* **Recorded information**
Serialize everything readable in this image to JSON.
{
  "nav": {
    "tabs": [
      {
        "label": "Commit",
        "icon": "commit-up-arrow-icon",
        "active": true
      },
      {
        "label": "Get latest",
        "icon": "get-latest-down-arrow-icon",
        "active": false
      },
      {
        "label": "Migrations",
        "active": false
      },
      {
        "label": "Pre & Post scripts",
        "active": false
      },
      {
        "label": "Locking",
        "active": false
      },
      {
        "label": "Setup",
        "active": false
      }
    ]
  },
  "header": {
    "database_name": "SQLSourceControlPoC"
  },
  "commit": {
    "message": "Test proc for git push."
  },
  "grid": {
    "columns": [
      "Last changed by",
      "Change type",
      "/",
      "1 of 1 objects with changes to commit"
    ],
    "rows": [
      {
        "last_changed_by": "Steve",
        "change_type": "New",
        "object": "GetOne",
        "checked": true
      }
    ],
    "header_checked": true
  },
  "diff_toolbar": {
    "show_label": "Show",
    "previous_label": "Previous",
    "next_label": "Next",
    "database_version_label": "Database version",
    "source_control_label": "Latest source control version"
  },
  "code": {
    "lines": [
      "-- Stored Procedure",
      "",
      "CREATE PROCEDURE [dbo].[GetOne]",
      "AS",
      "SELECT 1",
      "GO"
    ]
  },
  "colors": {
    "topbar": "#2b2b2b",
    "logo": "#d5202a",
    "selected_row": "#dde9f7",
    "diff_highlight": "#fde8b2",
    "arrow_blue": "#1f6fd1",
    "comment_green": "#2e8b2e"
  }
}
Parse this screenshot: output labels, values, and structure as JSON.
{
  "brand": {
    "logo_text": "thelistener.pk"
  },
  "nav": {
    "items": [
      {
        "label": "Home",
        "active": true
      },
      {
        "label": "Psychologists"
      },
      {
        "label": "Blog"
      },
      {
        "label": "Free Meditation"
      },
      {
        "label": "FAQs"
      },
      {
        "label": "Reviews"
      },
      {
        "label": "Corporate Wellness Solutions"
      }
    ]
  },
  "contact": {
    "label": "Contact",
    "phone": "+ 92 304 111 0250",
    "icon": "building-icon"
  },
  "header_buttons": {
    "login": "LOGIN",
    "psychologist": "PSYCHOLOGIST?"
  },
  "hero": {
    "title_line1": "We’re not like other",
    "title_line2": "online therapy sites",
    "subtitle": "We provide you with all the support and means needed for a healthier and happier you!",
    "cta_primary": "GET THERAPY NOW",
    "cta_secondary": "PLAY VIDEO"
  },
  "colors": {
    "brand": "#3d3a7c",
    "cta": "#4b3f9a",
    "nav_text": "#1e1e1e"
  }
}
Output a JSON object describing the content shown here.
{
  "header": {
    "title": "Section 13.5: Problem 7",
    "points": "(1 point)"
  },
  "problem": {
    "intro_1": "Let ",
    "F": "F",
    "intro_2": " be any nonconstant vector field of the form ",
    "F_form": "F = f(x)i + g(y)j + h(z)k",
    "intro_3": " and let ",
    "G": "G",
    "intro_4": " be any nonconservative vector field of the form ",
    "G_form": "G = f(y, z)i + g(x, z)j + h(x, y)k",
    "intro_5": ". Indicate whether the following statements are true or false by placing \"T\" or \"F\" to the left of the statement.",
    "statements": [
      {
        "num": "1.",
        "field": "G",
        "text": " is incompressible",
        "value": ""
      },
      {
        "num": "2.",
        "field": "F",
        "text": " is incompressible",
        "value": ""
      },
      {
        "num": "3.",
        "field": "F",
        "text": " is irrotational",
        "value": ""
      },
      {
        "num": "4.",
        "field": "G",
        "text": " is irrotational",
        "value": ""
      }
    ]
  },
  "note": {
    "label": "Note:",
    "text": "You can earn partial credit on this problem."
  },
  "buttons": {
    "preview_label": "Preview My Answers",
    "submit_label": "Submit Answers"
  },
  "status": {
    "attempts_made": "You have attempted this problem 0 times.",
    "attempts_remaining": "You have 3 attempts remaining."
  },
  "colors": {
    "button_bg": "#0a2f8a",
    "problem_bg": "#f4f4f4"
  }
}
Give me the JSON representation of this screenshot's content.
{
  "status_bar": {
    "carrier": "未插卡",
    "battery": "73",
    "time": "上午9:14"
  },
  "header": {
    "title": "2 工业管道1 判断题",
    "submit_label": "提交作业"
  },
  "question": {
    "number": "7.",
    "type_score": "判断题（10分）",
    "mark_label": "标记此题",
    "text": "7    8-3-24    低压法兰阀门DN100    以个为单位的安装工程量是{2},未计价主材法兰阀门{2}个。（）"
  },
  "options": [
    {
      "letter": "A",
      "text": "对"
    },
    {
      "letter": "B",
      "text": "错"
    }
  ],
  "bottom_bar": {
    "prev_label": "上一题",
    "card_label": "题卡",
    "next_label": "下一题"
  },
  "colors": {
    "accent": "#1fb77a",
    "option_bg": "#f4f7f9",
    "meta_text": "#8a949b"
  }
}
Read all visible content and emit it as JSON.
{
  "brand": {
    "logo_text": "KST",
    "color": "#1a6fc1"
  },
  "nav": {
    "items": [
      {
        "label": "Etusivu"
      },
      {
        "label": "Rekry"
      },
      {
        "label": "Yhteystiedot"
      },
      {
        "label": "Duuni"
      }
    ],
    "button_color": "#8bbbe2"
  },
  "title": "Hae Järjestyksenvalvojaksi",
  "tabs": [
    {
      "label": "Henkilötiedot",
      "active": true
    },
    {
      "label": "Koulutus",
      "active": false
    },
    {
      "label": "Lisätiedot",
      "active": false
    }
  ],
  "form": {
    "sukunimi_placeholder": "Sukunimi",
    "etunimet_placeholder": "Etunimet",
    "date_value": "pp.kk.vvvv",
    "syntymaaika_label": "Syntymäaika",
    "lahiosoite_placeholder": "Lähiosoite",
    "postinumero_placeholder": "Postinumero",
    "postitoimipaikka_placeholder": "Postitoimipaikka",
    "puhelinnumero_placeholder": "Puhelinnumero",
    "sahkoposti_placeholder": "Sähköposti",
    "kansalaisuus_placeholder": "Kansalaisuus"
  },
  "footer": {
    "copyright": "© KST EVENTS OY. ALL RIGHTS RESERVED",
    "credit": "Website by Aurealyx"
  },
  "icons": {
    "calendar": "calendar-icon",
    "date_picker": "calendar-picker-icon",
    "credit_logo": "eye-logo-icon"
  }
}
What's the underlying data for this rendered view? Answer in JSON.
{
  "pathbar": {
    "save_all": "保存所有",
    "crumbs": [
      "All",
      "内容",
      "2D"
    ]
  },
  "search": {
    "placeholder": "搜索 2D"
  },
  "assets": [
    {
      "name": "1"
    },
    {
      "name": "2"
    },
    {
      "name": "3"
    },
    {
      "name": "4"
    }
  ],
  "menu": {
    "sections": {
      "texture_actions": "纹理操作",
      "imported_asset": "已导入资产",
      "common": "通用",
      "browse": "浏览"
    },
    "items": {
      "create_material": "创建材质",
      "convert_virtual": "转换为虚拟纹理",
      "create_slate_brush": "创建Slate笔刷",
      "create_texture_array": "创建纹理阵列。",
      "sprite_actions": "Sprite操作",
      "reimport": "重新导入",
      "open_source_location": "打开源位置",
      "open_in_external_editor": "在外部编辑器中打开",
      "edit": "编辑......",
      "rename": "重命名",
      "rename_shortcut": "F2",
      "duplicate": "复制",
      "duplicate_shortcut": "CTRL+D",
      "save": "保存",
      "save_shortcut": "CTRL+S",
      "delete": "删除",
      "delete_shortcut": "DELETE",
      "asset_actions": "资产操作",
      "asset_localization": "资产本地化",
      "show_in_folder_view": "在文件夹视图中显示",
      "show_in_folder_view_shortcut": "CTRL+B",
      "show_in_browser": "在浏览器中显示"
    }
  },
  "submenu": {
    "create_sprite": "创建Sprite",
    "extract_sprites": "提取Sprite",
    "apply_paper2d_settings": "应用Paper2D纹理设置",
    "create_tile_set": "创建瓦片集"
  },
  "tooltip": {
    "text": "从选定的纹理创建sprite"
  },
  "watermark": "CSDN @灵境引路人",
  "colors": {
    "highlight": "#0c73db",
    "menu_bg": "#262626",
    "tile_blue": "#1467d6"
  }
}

* **Task brief**
Where a line of the data holds "with", show that line.

* **Result of this exercise**
      "1 of 1 objects with changes to commit"
    "subtitle": "We provide you with all the support and means needed for a healthier and happier you!",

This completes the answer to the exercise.